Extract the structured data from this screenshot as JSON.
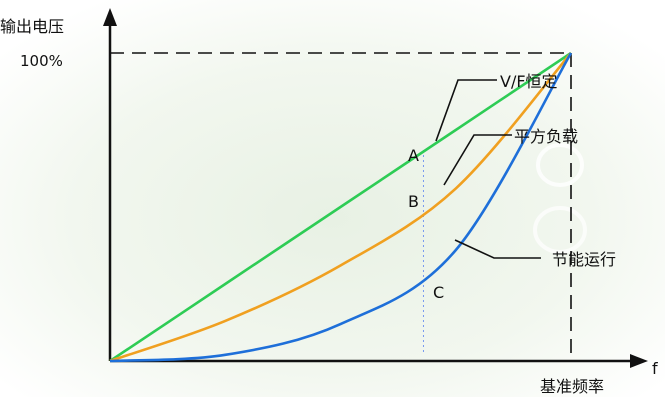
{
  "chart_data": {
    "type": "line",
    "ylabel": "输出电压",
    "ytick_label": "100%",
    "xlabel": "基准频率",
    "xlabel_edge": "f",
    "xlim": [
      0,
      1
    ],
    "ylim": [
      0,
      1
    ],
    "series": [
      {
        "name": "V/F恒定",
        "color": "#2ecc55",
        "x": [
          0,
          0.25,
          0.5,
          0.75,
          1.0
        ],
        "y": [
          0,
          0.25,
          0.5,
          0.75,
          1.0
        ]
      },
      {
        "name": "平方负载",
        "color": "#f0a020",
        "x": [
          0,
          0.25,
          0.5,
          0.75,
          1.0
        ],
        "y": [
          0,
          0.13,
          0.31,
          0.56,
          1.0
        ]
      },
      {
        "name": "节能运行",
        "color": "#1e6fd9",
        "x": [
          0,
          0.25,
          0.5,
          0.75,
          1.0
        ],
        "y": [
          0,
          0.02,
          0.12,
          0.36,
          1.0
        ]
      }
    ],
    "reference_point": {
      "x": 0.68
    },
    "point_labels": [
      {
        "label": "A",
        "series": 0
      },
      {
        "label": "B",
        "series": 1
      },
      {
        "label": "C",
        "series": 2
      }
    ]
  }
}
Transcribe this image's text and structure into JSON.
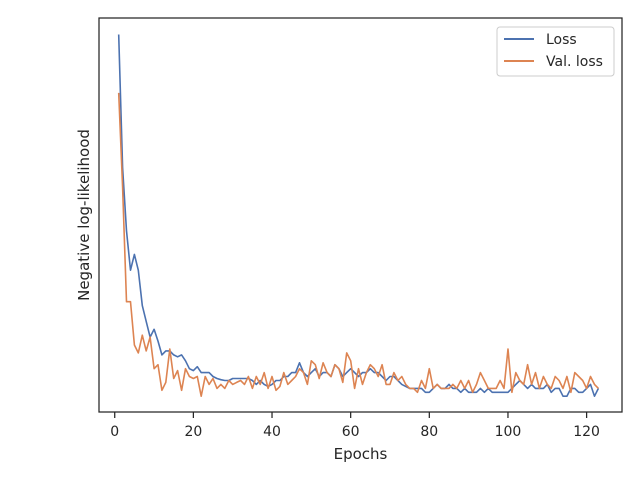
{
  "chart_data": {
    "type": "line",
    "title": "",
    "xlabel": "Epochs",
    "ylabel": "Negative log-likelihood",
    "xlim": [
      -4,
      129
    ],
    "ylim": [
      0,
      1
    ],
    "x_ticks": [
      0,
      20,
      40,
      60,
      80,
      100,
      120
    ],
    "x_tick_labels": [
      "0",
      "20",
      "40",
      "60",
      "80",
      "100",
      "120"
    ],
    "y_ticks_labeled": false,
    "grid": false,
    "legend": {
      "position": "top-right",
      "entries": [
        "Loss",
        "Val. loss"
      ]
    },
    "colors": {
      "Loss": "#4c72b0",
      "Val. loss": "#dd8452"
    },
    "series": [
      {
        "name": "Loss",
        "x": [
          1,
          2,
          3,
          4,
          5,
          6,
          7,
          8,
          9,
          10,
          11,
          12,
          13,
          14,
          15,
          16,
          17,
          18,
          19,
          20,
          21,
          22,
          23,
          24,
          25,
          26,
          27,
          28,
          29,
          30,
          31,
          32,
          33,
          34,
          35,
          36,
          37,
          38,
          39,
          40,
          41,
          42,
          43,
          44,
          45,
          46,
          47,
          48,
          49,
          50,
          51,
          52,
          53,
          54,
          55,
          56,
          57,
          58,
          59,
          60,
          61,
          62,
          63,
          64,
          65,
          66,
          67,
          68,
          69,
          70,
          71,
          72,
          73,
          74,
          75,
          76,
          77,
          78,
          79,
          80,
          81,
          82,
          83,
          84,
          85,
          86,
          87,
          88,
          89,
          90,
          91,
          92,
          93,
          94,
          95,
          96,
          97,
          98,
          99,
          100,
          101,
          102,
          103,
          104,
          105,
          106,
          107,
          108,
          109,
          110,
          111,
          112,
          113,
          114,
          115,
          116,
          117,
          118,
          119,
          120,
          121,
          122,
          123
        ],
        "y": [
          0.958,
          0.62,
          0.46,
          0.36,
          0.4,
          0.36,
          0.27,
          0.23,
          0.19,
          0.21,
          0.18,
          0.145,
          0.155,
          0.155,
          0.145,
          0.14,
          0.145,
          0.13,
          0.11,
          0.105,
          0.115,
          0.1,
          0.1,
          0.1,
          0.09,
          0.085,
          0.082,
          0.08,
          0.08,
          0.085,
          0.085,
          0.085,
          0.085,
          0.085,
          0.08,
          0.07,
          0.08,
          0.07,
          0.065,
          0.07,
          0.08,
          0.08,
          0.09,
          0.09,
          0.1,
          0.1,
          0.125,
          0.1,
          0.09,
          0.1,
          0.11,
          0.09,
          0.1,
          0.1,
          0.09,
          0.12,
          0.11,
          0.09,
          0.1,
          0.11,
          0.1,
          0.09,
          0.1,
          0.1,
          0.11,
          0.1,
          0.1,
          0.09,
          0.08,
          0.09,
          0.09,
          0.08,
          0.07,
          0.065,
          0.06,
          0.06,
          0.06,
          0.06,
          0.05,
          0.05,
          0.06,
          0.07,
          0.06,
          0.06,
          0.07,
          0.06,
          0.06,
          0.05,
          0.06,
          0.05,
          0.05,
          0.05,
          0.06,
          0.05,
          0.06,
          0.05,
          0.05,
          0.05,
          0.05,
          0.05,
          0.06,
          0.07,
          0.08,
          0.07,
          0.06,
          0.07,
          0.06,
          0.06,
          0.06,
          0.07,
          0.05,
          0.06,
          0.06,
          0.04,
          0.04,
          0.06,
          0.06,
          0.05,
          0.05,
          0.06,
          0.07,
          0.04,
          0.06
        ]
      },
      {
        "name": "Val. loss",
        "x": [
          1,
          2,
          3,
          4,
          5,
          6,
          7,
          8,
          9,
          10,
          11,
          12,
          13,
          14,
          15,
          16,
          17,
          18,
          19,
          20,
          21,
          22,
          23,
          24,
          25,
          26,
          27,
          28,
          29,
          30,
          31,
          32,
          33,
          34,
          35,
          36,
          37,
          38,
          39,
          40,
          41,
          42,
          43,
          44,
          45,
          46,
          47,
          48,
          49,
          50,
          51,
          52,
          53,
          54,
          55,
          56,
          57,
          58,
          59,
          60,
          61,
          62,
          63,
          64,
          65,
          66,
          67,
          68,
          69,
          70,
          71,
          72,
          73,
          74,
          75,
          76,
          77,
          78,
          79,
          80,
          81,
          82,
          83,
          84,
          85,
          86,
          87,
          88,
          89,
          90,
          91,
          92,
          93,
          94,
          95,
          96,
          97,
          98,
          99,
          100,
          101,
          102,
          103,
          104,
          105,
          106,
          107,
          108,
          109,
          110,
          111,
          112,
          113,
          114,
          115,
          116,
          117,
          118,
          119,
          120,
          121,
          122,
          123
        ],
        "y": [
          0.81,
          0.57,
          0.28,
          0.28,
          0.17,
          0.15,
          0.195,
          0.155,
          0.19,
          0.11,
          0.12,
          0.055,
          0.075,
          0.16,
          0.085,
          0.105,
          0.055,
          0.11,
          0.09,
          0.085,
          0.09,
          0.04,
          0.09,
          0.07,
          0.085,
          0.06,
          0.07,
          0.06,
          0.08,
          0.07,
          0.075,
          0.08,
          0.07,
          0.09,
          0.06,
          0.09,
          0.07,
          0.1,
          0.06,
          0.09,
          0.055,
          0.065,
          0.1,
          0.07,
          0.08,
          0.09,
          0.11,
          0.1,
          0.07,
          0.13,
          0.12,
          0.085,
          0.125,
          0.1,
          0.09,
          0.12,
          0.11,
          0.075,
          0.15,
          0.13,
          0.06,
          0.11,
          0.07,
          0.1,
          0.12,
          0.11,
          0.09,
          0.12,
          0.07,
          0.07,
          0.1,
          0.08,
          0.09,
          0.07,
          0.06,
          0.06,
          0.05,
          0.08,
          0.06,
          0.11,
          0.06,
          0.07,
          0.06,
          0.06,
          0.06,
          0.07,
          0.06,
          0.08,
          0.06,
          0.08,
          0.05,
          0.07,
          0.1,
          0.08,
          0.06,
          0.06,
          0.06,
          0.08,
          0.06,
          0.16,
          0.05,
          0.1,
          0.08,
          0.07,
          0.12,
          0.07,
          0.1,
          0.06,
          0.09,
          0.07,
          0.06,
          0.09,
          0.08,
          0.06,
          0.09,
          0.05,
          0.1,
          0.09,
          0.08,
          0.06,
          0.09,
          0.07,
          0.06
        ]
      }
    ]
  }
}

■ WORK TO COMPLETE
Say how many lines in the records contain the string "JSON", and say nothing else.

■ SOLUTION TO THIS EXERCISE
2